Written instruction: Provide a single number: the count of lines containing the string "felt".

Data entries:
* * *
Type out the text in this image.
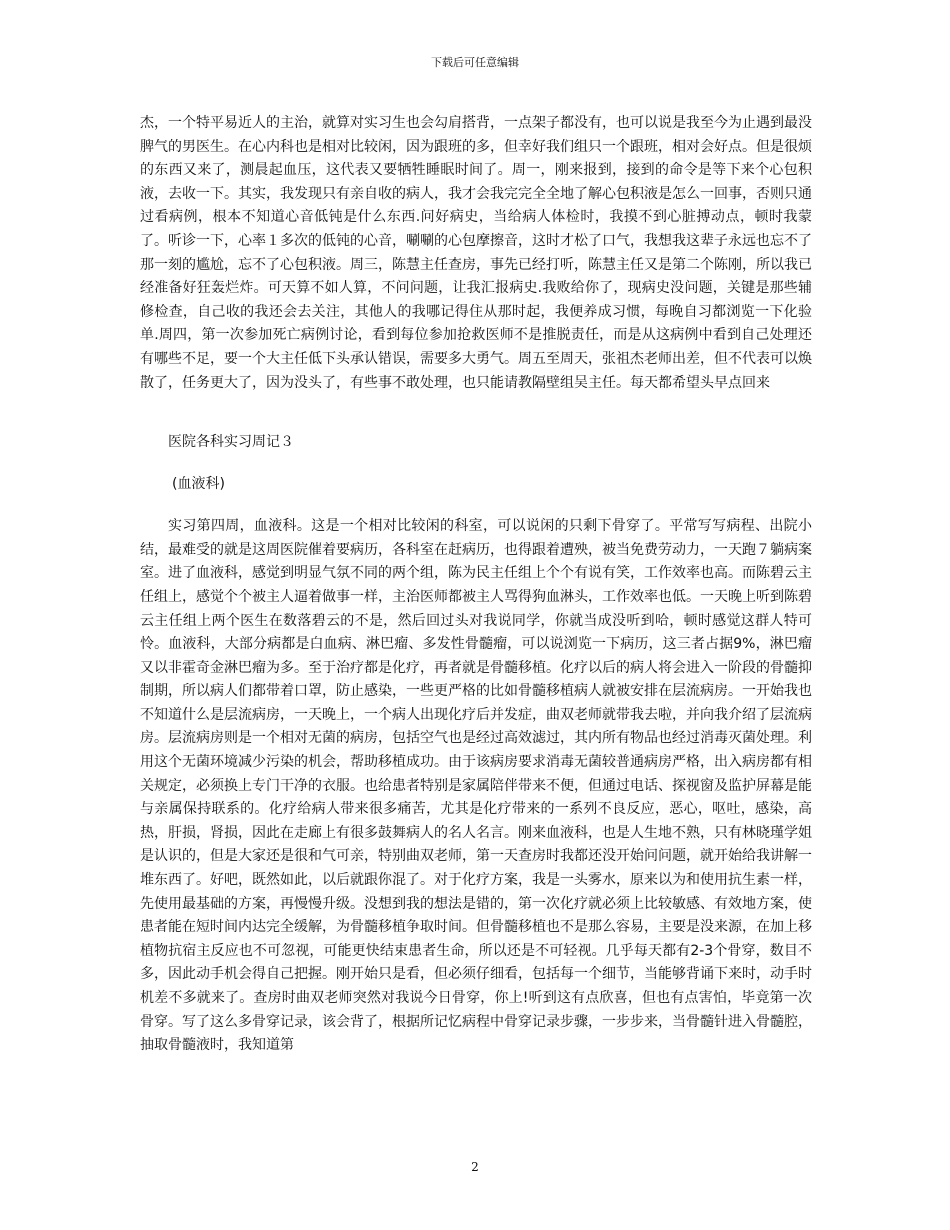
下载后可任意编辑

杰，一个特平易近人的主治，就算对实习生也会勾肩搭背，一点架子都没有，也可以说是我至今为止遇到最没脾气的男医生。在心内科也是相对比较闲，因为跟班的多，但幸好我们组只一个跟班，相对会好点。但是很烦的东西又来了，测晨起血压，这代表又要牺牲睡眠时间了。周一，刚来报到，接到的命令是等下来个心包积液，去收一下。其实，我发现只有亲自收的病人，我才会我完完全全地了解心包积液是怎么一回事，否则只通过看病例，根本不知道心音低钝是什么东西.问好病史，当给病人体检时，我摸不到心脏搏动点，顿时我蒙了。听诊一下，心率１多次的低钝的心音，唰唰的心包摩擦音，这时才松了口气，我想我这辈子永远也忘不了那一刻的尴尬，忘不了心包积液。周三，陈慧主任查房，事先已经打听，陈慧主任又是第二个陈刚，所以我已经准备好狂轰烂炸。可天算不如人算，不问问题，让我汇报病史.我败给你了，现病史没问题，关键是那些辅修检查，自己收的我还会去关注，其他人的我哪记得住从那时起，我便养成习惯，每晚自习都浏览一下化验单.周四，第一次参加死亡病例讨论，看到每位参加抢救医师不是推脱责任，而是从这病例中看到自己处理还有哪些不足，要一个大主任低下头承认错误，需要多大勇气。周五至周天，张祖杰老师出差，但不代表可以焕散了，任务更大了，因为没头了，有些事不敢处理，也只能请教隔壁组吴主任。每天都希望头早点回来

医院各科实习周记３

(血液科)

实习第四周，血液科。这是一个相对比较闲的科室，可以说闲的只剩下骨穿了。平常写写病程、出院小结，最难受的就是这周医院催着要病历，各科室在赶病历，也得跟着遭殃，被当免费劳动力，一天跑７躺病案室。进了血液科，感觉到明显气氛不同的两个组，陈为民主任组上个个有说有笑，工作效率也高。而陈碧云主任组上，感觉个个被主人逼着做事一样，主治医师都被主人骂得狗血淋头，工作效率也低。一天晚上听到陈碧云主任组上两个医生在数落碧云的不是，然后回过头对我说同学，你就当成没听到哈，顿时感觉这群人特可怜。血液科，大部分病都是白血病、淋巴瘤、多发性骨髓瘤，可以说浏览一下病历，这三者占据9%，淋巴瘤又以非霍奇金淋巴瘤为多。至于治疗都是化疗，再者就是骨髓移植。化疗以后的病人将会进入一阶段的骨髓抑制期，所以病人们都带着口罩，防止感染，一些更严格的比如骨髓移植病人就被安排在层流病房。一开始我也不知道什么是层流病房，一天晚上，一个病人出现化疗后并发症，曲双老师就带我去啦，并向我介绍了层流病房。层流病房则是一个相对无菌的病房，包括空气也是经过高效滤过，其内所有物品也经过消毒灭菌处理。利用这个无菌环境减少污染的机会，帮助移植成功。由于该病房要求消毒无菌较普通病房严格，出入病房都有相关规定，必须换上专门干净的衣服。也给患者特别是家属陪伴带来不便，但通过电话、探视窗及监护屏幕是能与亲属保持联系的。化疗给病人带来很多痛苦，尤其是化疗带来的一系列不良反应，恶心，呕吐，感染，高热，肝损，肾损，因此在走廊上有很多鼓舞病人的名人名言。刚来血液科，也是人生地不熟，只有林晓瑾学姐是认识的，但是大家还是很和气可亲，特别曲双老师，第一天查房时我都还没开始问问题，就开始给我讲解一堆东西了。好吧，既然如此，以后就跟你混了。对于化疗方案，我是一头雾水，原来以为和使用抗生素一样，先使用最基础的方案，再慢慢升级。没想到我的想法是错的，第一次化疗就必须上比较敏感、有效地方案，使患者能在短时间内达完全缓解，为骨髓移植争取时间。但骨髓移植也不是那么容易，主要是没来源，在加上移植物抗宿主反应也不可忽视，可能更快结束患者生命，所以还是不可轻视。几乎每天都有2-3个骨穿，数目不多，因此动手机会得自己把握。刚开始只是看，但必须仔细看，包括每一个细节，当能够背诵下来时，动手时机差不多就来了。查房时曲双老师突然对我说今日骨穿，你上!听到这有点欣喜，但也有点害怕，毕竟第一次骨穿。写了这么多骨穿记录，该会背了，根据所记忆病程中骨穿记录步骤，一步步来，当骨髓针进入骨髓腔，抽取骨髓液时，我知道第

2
* * *
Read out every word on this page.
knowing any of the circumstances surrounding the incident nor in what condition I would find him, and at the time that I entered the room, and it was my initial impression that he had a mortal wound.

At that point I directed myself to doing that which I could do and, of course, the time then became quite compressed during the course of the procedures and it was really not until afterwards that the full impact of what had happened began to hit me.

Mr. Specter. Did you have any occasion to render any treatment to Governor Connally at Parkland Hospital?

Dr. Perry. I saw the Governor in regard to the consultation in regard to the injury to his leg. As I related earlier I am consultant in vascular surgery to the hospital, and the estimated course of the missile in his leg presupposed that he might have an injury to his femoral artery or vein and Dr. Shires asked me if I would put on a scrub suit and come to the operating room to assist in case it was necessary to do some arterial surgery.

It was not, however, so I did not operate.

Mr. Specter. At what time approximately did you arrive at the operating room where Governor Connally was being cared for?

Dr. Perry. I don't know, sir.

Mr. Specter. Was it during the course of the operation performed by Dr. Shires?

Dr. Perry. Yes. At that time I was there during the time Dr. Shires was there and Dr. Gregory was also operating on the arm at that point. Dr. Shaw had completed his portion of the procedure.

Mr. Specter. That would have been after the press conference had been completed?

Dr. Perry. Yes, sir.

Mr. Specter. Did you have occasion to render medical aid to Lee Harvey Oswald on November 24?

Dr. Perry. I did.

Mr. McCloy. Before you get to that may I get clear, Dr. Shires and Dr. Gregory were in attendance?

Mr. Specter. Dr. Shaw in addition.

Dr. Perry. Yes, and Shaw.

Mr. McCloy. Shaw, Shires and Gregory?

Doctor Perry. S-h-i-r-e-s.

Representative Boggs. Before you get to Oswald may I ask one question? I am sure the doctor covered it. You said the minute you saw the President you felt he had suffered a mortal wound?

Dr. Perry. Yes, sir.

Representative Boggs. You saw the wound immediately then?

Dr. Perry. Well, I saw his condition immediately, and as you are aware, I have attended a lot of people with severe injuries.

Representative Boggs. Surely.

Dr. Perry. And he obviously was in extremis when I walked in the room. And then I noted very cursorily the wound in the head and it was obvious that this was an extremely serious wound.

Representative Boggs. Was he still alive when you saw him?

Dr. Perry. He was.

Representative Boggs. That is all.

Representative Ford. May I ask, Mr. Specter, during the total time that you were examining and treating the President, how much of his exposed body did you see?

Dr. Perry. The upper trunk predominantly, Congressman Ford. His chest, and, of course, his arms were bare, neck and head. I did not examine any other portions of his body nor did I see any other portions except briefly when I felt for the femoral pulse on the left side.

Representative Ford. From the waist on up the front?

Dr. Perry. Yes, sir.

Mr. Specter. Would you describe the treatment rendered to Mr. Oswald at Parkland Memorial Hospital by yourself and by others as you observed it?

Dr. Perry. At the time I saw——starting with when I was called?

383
* * *
Output for this task: 2